> _The records_:
····················

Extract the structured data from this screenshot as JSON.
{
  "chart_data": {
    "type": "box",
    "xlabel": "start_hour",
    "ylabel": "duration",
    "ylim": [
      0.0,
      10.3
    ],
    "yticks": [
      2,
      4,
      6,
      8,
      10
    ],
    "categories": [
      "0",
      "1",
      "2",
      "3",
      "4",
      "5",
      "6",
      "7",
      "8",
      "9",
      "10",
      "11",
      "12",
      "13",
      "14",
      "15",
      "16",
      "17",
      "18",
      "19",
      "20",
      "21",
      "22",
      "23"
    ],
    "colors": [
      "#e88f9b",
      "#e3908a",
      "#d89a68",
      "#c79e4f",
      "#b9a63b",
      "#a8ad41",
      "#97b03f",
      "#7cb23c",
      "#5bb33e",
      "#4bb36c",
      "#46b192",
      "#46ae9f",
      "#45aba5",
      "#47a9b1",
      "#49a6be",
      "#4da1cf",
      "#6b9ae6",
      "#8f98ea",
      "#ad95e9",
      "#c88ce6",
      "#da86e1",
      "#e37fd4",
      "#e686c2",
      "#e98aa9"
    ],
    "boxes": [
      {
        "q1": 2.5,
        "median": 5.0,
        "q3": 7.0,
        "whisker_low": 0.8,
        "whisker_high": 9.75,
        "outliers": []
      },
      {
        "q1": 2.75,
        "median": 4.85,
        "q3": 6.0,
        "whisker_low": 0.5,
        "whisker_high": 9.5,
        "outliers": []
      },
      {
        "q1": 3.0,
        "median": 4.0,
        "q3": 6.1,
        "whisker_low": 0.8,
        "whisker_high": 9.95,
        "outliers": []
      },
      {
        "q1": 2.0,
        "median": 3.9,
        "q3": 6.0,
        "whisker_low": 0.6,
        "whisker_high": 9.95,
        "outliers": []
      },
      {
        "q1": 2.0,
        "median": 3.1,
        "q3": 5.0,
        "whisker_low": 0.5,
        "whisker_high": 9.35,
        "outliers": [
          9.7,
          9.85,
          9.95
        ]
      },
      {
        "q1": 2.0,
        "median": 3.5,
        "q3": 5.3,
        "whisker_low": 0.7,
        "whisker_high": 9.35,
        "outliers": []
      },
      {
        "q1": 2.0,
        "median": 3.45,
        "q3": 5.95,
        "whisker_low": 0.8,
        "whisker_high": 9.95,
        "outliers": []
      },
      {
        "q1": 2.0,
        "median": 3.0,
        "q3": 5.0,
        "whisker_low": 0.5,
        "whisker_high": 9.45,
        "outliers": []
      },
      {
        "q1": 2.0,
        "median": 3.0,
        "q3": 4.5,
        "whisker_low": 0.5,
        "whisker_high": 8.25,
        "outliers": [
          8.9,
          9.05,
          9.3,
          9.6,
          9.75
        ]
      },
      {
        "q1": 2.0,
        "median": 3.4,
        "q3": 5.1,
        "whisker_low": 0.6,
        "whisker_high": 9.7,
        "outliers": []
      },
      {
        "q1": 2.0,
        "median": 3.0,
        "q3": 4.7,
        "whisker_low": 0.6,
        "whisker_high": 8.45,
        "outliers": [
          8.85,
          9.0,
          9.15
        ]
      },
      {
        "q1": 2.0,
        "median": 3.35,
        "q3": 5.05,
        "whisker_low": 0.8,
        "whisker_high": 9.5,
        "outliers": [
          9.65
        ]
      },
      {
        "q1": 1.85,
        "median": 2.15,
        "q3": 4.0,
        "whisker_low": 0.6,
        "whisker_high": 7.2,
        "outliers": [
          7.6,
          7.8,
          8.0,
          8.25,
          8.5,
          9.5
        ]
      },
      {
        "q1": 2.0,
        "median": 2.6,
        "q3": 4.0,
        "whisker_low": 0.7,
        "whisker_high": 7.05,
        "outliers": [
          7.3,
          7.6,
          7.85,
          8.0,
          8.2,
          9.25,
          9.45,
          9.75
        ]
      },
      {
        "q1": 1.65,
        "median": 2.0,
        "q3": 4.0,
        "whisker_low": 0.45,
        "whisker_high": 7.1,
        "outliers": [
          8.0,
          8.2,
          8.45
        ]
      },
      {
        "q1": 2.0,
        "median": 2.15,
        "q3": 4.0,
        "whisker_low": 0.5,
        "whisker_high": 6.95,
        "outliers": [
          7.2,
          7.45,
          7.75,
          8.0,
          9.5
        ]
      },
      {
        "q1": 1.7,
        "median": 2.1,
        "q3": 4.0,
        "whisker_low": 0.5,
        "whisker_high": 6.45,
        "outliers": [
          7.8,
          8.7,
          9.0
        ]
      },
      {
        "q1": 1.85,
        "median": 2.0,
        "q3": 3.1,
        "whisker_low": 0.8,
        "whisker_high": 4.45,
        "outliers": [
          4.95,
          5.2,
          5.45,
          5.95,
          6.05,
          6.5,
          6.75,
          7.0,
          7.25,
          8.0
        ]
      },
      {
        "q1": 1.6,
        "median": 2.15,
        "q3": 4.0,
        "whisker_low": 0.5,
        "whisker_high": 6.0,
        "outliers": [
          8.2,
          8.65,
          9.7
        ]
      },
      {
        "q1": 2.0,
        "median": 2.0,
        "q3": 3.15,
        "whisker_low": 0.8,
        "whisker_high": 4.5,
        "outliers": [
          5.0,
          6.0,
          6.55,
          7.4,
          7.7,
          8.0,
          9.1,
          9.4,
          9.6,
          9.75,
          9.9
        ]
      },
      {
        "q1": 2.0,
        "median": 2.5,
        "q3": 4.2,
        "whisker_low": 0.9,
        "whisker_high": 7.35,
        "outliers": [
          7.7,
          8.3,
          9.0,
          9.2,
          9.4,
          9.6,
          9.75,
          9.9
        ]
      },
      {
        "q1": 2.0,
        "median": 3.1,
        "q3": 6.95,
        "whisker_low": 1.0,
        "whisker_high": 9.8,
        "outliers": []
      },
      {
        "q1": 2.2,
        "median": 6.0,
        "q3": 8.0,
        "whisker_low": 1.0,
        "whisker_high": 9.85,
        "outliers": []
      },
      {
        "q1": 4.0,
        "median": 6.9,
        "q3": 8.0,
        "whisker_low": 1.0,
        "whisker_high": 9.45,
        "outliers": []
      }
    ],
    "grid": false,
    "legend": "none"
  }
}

····················

> _Requirement_: All of the data shown above must be copied exactly.

> _Final result_:
Extract the structured data from this screenshot as JSON.
{
  "chart_data": {
    "type": "box",
    "xlabel": "start_hour",
    "ylabel": "duration",
    "ylim": [
      0.0,
      10.3
    ],
    "yticks": [
      2,
      4,
      6,
      8,
      10
    ],
    "categories": [
      "0",
      "1",
      "2",
      "3",
      "4",
      "5",
      "6",
      "7",
      "8",
      "9",
      "10",
      "11",
      "12",
      "13",
      "14",
      "15",
      "16",
      "17",
      "18",
      "19",
      "20",
      "21",
      "22",
      "23"
    ],
    "colors": [
      "#e88f9b",
      "#e3908a",
      "#d89a68",
      "#c79e4f",
      "#b9a63b",
      "#a8ad41",
      "#97b03f",
      "#7cb23c",
      "#5bb33e",
      "#4bb36c",
      "#46b192",
      "#46ae9f",
      "#45aba5",
      "#47a9b1",
      "#49a6be",
      "#4da1cf",
      "#6b9ae6",
      "#8f98ea",
      "#ad95e9",
      "#c88ce6",
      "#da86e1",
      "#e37fd4",
      "#e686c2",
      "#e98aa9"
    ],
    "boxes": [
      {
        "q1": 2.5,
        "median": 5.0,
        "q3": 7.0,
        "whisker_low": 0.8,
        "whisker_high": 9.75,
        "outliers": []
      },
      {
        "q1": 2.75,
        "median": 4.85,
        "q3": 6.0,
        "whisker_low": 0.5,
        "whisker_high": 9.5,
        "outliers": []
      },
      {
        "q1": 3.0,
        "median": 4.0,
        "q3": 6.1,
        "whisker_low": 0.8,
        "whisker_high": 9.95,
        "outliers": []
      },
      {
        "q1": 2.0,
        "median": 3.9,
        "q3": 6.0,
        "whisker_low": 0.6,
        "whisker_high": 9.95,
        "outliers": []
      },
      {
        "q1": 2.0,
        "median": 3.1,
        "q3": 5.0,
        "whisker_low": 0.5,
        "whisker_high": 9.35,
        "outliers": [
          9.7,
          9.85,
          9.95
        ]
      },
      {
        "q1": 2.0,
        "median": 3.5,
        "q3": 5.3,
        "whisker_low": 0.7,
        "whisker_high": 9.35,
        "outliers": []
      },
      {
        "q1": 2.0,
        "median": 3.45,
        "q3": 5.95,
        "whisker_low": 0.8,
        "whisker_high": 9.95,
        "outliers": []
      },
      {
        "q1": 2.0,
        "median": 3.0,
        "q3": 5.0,
        "whisker_low": 0.5,
        "whisker_high": 9.45,
        "outliers": []
      },
      {
        "q1": 2.0,
        "median": 3.0,
        "q3": 4.5,
        "whisker_low": 0.5,
        "whisker_high": 8.25,
        "outliers": [
          8.9,
          9.05,
          9.3,
          9.6,
          9.75
        ]
      },
      {
        "q1": 2.0,
        "median": 3.4,
        "q3": 5.1,
        "whisker_low": 0.6,
        "whisker_high": 9.7,
        "outliers": []
      },
      {
        "q1": 2.0,
        "median": 3.0,
        "q3": 4.7,
        "whisker_low": 0.6,
        "whisker_high": 8.45,
        "outliers": [
          8.85,
          9.0,
          9.15
        ]
      },
      {
        "q1": 2.0,
        "median": 3.35,
        "q3": 5.05,
        "whisker_low": 0.8,
        "whisker_high": 9.5,
        "outliers": [
          9.65
        ]
      },
      {
        "q1": 1.85,
        "median": 2.15,
        "q3": 4.0,
        "whisker_low": 0.6,
        "whisker_high": 7.2,
        "outliers": [
          7.6,
          7.8,
          8.0,
          8.25,
          8.5,
          9.5
        ]
      },
      {
        "q1": 2.0,
        "median": 2.6,
        "q3": 4.0,
        "whisker_low": 0.7,
        "whisker_high": 7.05,
        "outliers": [
          7.3,
          7.6,
          7.85,
          8.0,
          8.2,
          9.25,
          9.45,
          9.75
        ]
      },
      {
        "q1": 1.65,
        "median": 2.0,
        "q3": 4.0,
        "whisker_low": 0.45,
        "whisker_high": 7.1,
        "outliers": [
          8.0,
          8.2,
          8.45
        ]
      },
      {
        "q1": 2.0,
        "median": 2.15,
        "q3": 4.0,
        "whisker_low": 0.5,
        "whisker_high": 6.95,
        "outliers": [
          7.2,
          7.45,
          7.75,
          8.0,
          9.5
        ]
      },
      {
        "q1": 1.7,
        "median": 2.1,
        "q3": 4.0,
        "whisker_low": 0.5,
        "whisker_high": 6.45,
        "outliers": [
          7.8,
          8.7,
          9.0
        ]
      },
      {
        "q1": 1.85,
        "median": 2.0,
        "q3": 3.1,
        "whisker_low": 0.8,
        "whisker_high": 4.45,
        "outliers": [
          4.95,
          5.2,
          5.45,
          5.95,
          6.05,
          6.5,
          6.75,
          7.0,
          7.25,
          8.0
        ]
      },
      {
        "q1": 1.6,
        "median": 2.15,
        "q3": 4.0,
        "whisker_low": 0.5,
        "whisker_high": 6.0,
        "outliers": [
          8.2,
          8.65,
          9.7
        ]
      },
      {
        "q1": 2.0,
        "median": 2.0,
        "q3": 3.15,
        "whisker_low": 0.8,
        "whisker_high": 4.5,
        "outliers": [
          5.0,
          6.0,
          6.55,
          7.4,
          7.7,
          8.0,
          9.1,
          9.4,
          9.6,
          9.75,
          9.9
        ]
      },
      {
        "q1": 2.0,
        "median": 2.5,
        "q3": 4.2,
        "whisker_low": 0.9,
        "whisker_high": 7.35,
        "outliers": [
          7.7,
          8.3,
          9.0,
          9.2,
          9.4,
          9.6,
          9.75,
          9.9
        ]
      },
      {
        "q1": 2.0,
        "median": 3.1,
        "q3": 6.95,
        "whisker_low": 1.0,
        "whisker_high": 9.8,
        "outliers": []
      },
      {
        "q1": 2.2,
        "median": 6.0,
        "q3": 8.0,
        "whisker_low": 1.0,
        "whisker_high": 9.85,
        "outliers": []
      },
      {
        "q1": 4.0,
        "median": 6.9,
        "q3": 8.0,
        "whisker_low": 1.0,
        "whisker_high": 9.45,
        "outliers": []
      }
    ],
    "grid": false,
    "legend": "none"
  }
}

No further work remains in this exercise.